* [EXERCISE OBJECTIVE]:
Pull out every line below holding the word "icon".

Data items
** Begin **

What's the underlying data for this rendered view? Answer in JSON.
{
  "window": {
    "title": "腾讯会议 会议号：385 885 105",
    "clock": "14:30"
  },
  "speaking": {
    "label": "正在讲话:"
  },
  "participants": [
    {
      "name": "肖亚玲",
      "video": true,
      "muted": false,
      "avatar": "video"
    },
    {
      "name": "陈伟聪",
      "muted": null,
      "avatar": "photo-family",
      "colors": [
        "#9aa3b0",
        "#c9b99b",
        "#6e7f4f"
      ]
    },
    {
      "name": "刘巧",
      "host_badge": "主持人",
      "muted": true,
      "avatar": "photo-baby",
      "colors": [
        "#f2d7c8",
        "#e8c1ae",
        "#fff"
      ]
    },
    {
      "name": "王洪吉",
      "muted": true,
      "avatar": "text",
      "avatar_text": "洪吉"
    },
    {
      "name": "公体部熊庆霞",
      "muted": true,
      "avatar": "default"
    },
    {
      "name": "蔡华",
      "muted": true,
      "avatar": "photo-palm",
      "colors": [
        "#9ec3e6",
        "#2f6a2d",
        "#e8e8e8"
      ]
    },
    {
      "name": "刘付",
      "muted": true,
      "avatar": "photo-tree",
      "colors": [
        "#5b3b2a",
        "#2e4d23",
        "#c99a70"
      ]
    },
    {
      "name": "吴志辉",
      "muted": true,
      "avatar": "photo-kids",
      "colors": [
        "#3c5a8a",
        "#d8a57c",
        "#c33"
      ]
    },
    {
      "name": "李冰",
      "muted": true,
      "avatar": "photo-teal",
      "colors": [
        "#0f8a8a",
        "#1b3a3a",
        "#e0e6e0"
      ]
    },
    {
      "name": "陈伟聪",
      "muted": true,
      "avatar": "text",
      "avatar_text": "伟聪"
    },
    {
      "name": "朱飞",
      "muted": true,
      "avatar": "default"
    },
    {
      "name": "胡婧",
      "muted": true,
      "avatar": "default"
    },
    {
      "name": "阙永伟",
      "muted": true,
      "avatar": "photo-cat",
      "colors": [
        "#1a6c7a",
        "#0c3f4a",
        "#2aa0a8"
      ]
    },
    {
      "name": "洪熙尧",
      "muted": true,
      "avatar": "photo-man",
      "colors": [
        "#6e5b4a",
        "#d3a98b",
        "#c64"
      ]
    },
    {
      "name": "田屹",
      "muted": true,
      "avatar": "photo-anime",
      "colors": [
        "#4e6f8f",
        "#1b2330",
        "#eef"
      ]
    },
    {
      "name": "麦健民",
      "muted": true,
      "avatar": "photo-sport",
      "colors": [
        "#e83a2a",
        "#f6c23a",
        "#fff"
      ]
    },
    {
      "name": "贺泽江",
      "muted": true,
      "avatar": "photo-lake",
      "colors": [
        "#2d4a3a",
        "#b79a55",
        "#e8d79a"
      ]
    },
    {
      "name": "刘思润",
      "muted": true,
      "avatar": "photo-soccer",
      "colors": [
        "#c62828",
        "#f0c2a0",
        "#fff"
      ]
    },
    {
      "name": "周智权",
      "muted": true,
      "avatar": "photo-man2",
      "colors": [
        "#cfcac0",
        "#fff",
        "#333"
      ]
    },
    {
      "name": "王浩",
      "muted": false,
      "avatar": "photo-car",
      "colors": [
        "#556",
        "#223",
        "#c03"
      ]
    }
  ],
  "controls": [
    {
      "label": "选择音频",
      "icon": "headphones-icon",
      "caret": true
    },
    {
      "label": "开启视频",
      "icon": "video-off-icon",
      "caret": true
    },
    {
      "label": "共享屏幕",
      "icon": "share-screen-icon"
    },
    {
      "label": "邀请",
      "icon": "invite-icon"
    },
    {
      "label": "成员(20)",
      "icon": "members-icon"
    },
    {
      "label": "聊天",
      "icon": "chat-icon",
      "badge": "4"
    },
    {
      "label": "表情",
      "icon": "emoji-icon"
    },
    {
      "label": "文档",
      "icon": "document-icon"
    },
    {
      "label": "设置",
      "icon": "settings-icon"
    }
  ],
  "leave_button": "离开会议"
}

** End **

* [FINAL RESULT]:
      "icon": "headphones-icon",
      "icon": "video-off-icon",
      "icon": "share-screen-icon"
      "icon": "invite-icon"
      "icon": "members-icon"
      "icon": "chat-icon",
      "icon": "emoji-icon"
      "icon": "document-icon"
      "icon": "settings-icon"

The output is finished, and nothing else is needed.